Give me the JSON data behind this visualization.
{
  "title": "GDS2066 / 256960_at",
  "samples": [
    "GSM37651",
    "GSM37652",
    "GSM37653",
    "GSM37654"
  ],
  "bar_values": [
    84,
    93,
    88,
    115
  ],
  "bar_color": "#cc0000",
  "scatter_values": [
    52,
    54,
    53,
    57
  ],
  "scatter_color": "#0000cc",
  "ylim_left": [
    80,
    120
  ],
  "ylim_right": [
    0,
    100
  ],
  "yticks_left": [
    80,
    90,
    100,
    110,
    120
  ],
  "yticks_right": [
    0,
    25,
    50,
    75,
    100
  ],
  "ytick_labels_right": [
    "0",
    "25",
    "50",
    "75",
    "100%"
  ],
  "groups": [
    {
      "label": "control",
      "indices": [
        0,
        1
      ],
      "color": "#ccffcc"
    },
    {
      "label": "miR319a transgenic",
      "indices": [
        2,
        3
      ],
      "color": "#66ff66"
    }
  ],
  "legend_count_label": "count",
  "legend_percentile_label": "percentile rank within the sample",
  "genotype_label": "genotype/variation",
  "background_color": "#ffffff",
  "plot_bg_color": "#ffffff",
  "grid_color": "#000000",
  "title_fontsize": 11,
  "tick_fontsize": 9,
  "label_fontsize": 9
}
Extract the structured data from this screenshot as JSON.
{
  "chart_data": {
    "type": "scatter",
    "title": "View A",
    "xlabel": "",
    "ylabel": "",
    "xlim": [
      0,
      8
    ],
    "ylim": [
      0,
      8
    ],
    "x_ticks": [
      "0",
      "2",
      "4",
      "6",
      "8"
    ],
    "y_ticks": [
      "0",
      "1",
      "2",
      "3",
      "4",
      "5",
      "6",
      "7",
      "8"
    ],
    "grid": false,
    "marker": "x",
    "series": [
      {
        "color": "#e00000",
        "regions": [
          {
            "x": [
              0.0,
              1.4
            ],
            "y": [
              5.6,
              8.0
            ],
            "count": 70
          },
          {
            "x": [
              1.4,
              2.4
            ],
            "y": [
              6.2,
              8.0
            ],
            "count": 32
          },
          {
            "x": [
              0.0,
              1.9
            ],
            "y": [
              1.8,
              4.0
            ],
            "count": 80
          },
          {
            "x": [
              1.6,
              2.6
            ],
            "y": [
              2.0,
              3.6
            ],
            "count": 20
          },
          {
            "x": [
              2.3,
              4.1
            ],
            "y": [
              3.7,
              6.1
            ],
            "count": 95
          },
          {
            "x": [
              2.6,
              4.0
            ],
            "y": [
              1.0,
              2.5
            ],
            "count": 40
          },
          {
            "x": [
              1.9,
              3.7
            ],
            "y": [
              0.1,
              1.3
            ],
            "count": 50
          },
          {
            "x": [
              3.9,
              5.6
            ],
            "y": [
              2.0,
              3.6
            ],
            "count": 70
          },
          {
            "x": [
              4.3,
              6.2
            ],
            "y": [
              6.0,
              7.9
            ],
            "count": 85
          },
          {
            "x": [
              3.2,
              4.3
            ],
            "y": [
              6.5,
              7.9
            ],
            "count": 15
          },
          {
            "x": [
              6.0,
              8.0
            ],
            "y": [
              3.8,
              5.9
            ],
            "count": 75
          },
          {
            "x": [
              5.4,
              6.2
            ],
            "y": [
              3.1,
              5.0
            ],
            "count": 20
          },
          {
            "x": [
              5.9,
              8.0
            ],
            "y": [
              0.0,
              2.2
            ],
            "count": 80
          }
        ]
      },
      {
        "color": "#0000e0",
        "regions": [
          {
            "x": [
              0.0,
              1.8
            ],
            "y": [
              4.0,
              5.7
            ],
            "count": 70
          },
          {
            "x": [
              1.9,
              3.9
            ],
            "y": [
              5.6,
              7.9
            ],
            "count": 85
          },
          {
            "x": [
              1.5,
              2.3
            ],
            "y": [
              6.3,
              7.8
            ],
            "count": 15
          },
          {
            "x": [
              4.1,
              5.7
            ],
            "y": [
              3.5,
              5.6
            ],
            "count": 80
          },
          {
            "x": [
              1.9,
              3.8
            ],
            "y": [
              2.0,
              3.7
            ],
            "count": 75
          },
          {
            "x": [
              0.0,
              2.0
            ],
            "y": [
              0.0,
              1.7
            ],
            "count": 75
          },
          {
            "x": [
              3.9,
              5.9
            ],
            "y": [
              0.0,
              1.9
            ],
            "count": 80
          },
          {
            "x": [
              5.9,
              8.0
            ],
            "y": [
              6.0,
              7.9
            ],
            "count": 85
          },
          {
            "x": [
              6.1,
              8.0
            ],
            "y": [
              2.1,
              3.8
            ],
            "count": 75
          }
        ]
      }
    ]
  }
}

# TASK GOAL:
From the records above, extract every entry verbatim.

# EXERCISE RESPONSE:
Give me the JSON data behind this visualization.
{
  "title": "GDS2066 / 256960_at",
  "samples": [
    "GSM37651",
    "GSM37652",
    "GSM37653",
    "GSM37654"
  ],
  "bar_values": [
    84,
    93,
    88,
    115
  ],
  "bar_color": "#cc0000",
  "scatter_values": [
    52,
    54,
    53,
    57
  ],
  "scatter_color": "#0000cc",
  "ylim_left": [
    80,
    120
  ],
  "ylim_right": [
    0,
    100
  ],
  "yticks_left": [
    80,
    90,
    100,
    110,
    120
  ],
  "yticks_right": [
    0,
    25,
    50,
    75,
    100
  ],
  "ytick_labels_right": [
    "0",
    "25",
    "50",
    "75",
    "100%"
  ],
  "groups": [
    {
      "label": "control",
      "indices": [
        0,
        1
      ],
      "color": "#ccffcc"
    },
    {
      "label": "miR319a transgenic",
      "indices": [
        2,
        3
      ],
      "color": "#66ff66"
    }
  ],
  "legend_count_label": "count",
  "legend_percentile_label": "percentile rank within the sample",
  "genotype_label": "genotype/variation",
  "background_color": "#ffffff",
  "plot_bg_color": "#ffffff",
  "grid_color": "#000000",
  "title_fontsize": 11,
  "tick_fontsize": 9,
  "label_fontsize": 9
}
Extract the structured data from this screenshot as JSON.
{
  "chart_data": {
    "type": "scatter",
    "title": "View A",
    "xlabel": "",
    "ylabel": "",
    "xlim": [
      0,
      8
    ],
    "ylim": [
      0,
      8
    ],
    "x_ticks": [
      "0",
      "2",
      "4",
      "6",
      "8"
    ],
    "y_ticks": [
      "0",
      "1",
      "2",
      "3",
      "4",
      "5",
      "6",
      "7",
      "8"
    ],
    "grid": false,
    "marker": "x",
    "series": [
      {
        "color": "#e00000",
        "regions": [
          {
            "x": [
              0.0,
              1.4
            ],
            "y": [
              5.6,
              8.0
            ],
            "count": 70
          },
          {
            "x": [
              1.4,
              2.4
            ],
            "y": [
              6.2,
              8.0
            ],
            "count": 32
          },
          {
            "x": [
              0.0,
              1.9
            ],
            "y": [
              1.8,
              4.0
            ],
            "count": 80
          },
          {
            "x": [
              1.6,
              2.6
            ],
            "y": [
              2.0,
              3.6
            ],
            "count": 20
          },
          {
            "x": [
              2.3,
              4.1
            ],
            "y": [
              3.7,
              6.1
            ],
            "count": 95
          },
          {
            "x": [
              2.6,
              4.0
            ],
            "y": [
              1.0,
              2.5
            ],
            "count": 40
          },
          {
            "x": [
              1.9,
              3.7
            ],
            "y": [
              0.1,
              1.3
            ],
            "count": 50
          },
          {
            "x": [
              3.9,
              5.6
            ],
            "y": [
              2.0,
              3.6
            ],
            "count": 70
          },
          {
            "x": [
              4.3,
              6.2
            ],
            "y": [
              6.0,
              7.9
            ],
            "count": 85
          },
          {
            "x": [
              3.2,
              4.3
            ],
            "y": [
              6.5,
              7.9
            ],
            "count": 15
          },
          {
            "x": [
              6.0,
              8.0
            ],
            "y": [
              3.8,
              5.9
            ],
            "count": 75
          },
          {
            "x": [
              5.4,
              6.2
            ],
            "y": [
              3.1,
              5.0
            ],
            "count": 20
          },
          {
            "x": [
              5.9,
              8.0
            ],
            "y": [
              0.0,
              2.2
            ],
            "count": 80
          }
        ]
      },
      {
        "color": "#0000e0",
        "regions": [
          {
            "x": [
              0.0,
              1.8
            ],
            "y": [
              4.0,
              5.7
            ],
            "count": 70
          },
          {
            "x": [
              1.9,
              3.9
            ],
            "y": [
              5.6,
              7.9
            ],
            "count": 85
          },
          {
            "x": [
              1.5,
              2.3
            ],
            "y": [
              6.3,
              7.8
            ],
            "count": 15
          },
          {
            "x": [
              4.1,
              5.7
            ],
            "y": [
              3.5,
              5.6
            ],
            "count": 80
          },
          {
            "x": [
              1.9,
              3.8
            ],
            "y": [
              2.0,
              3.7
            ],
            "count": 75
          },
          {
            "x": [
              0.0,
              2.0
            ],
            "y": [
              0.0,
              1.7
            ],
            "count": 75
          },
          {
            "x": [
              3.9,
              5.9
            ],
            "y": [
              0.0,
              1.9
            ],
            "count": 80
          },
          {
            "x": [
              5.9,
              8.0
            ],
            "y": [
              6.0,
              7.9
            ],
            "count": 85
          },
          {
            "x": [
              6.1,
              8.0
            ],
            "y": [
              2.1,
              3.8
            ],
            "count": 75
          }
        ]
      }
    ]
  }
}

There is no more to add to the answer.